> _Stored entries_
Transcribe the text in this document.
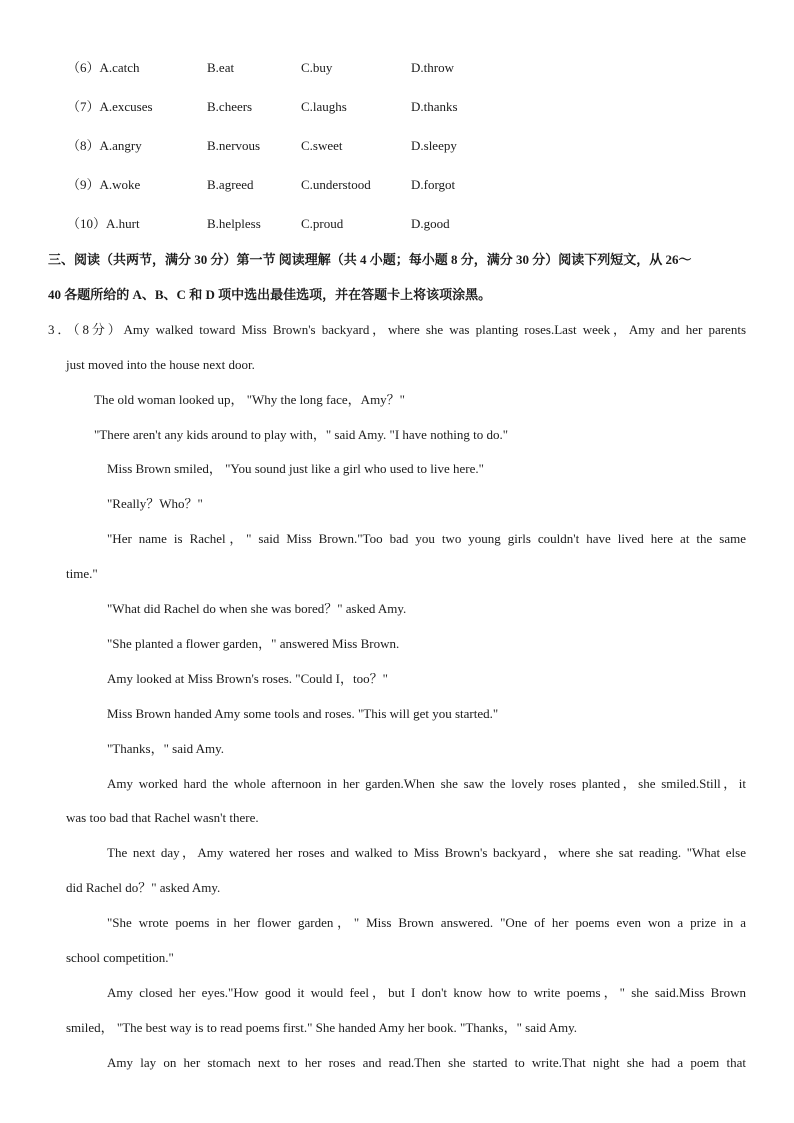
（6）A.catch	B.eat	C.buy	D.throw
（7）A.excuses	B.cheers	C.laughs	D.thanks
（8）A.angry	B.nervous	C.sweet	D.sleepy
（9）A.woke	B.agreed	C.understood	D.forgot
（10）A.hurt	B.helpless	C.proud	D.good
三、阅读（共两节，满分 30 分）第一节 阅读理解（共 4 小题；每小题 8 分，满分 30 分）阅读下列短文，从 26～
40 各题所给的 A、B、C 和 D 项中选出最佳选项，并在答题卡上将该项涂黑。
3．（8分）Amy walked toward Miss Brown's backyard，where she was planting roses.Last week，Amy and her parents
just moved into the house next door.
The old woman looked up， "Why the long face，Amy？"
"There aren't any kids around to play with，" said Amy. "I have nothing to do."
Miss Brown smiled， "You sound just like a girl who used to live here."
"Really？Who？"
"Her name is Rachel，" said Miss Brown."Too bad you two young girls couldn't have lived here at the same
time."
"What did Rachel do when she was bored？" asked Amy.
"She planted a flower garden，" answered Miss Brown.
Amy looked at Miss Brown's roses. "Could I，too？"
Miss Brown handed Amy some tools and roses. "This will get you started."
"Thanks，" said Amy.
Amy worked hard the whole afternoon in her garden.When she saw the lovely roses planted，she smiled.Still，it
was too bad that Rachel wasn't there.
The next day，Amy watered her roses and walked to Miss Brown's backyard，where she sat reading. "What else
did Rachel do？" asked Amy.
"She wrote poems in her flower garden，" Miss Brown answered. "One of her poems even won a prize in a
school competition."
Amy closed her eyes."How good it would feel，but I don't know how to write poems，" she said.Miss Brown
smiled， "The best way is to read poems first." She handed Amy her book. "Thanks，" said Amy.
Amy lay on her stomach next to her roses and read.Then she started to write.That night she had a poem that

> _WRITTEN PROBLEM_
In the listing above, find the lines holding the word "that" and copy them.

> _RESULT OF THIS TASK_
was too bad that Rachel wasn't there.
Amy lay on her stomach next to her roses and read.Then she started to write.That night she had a poem that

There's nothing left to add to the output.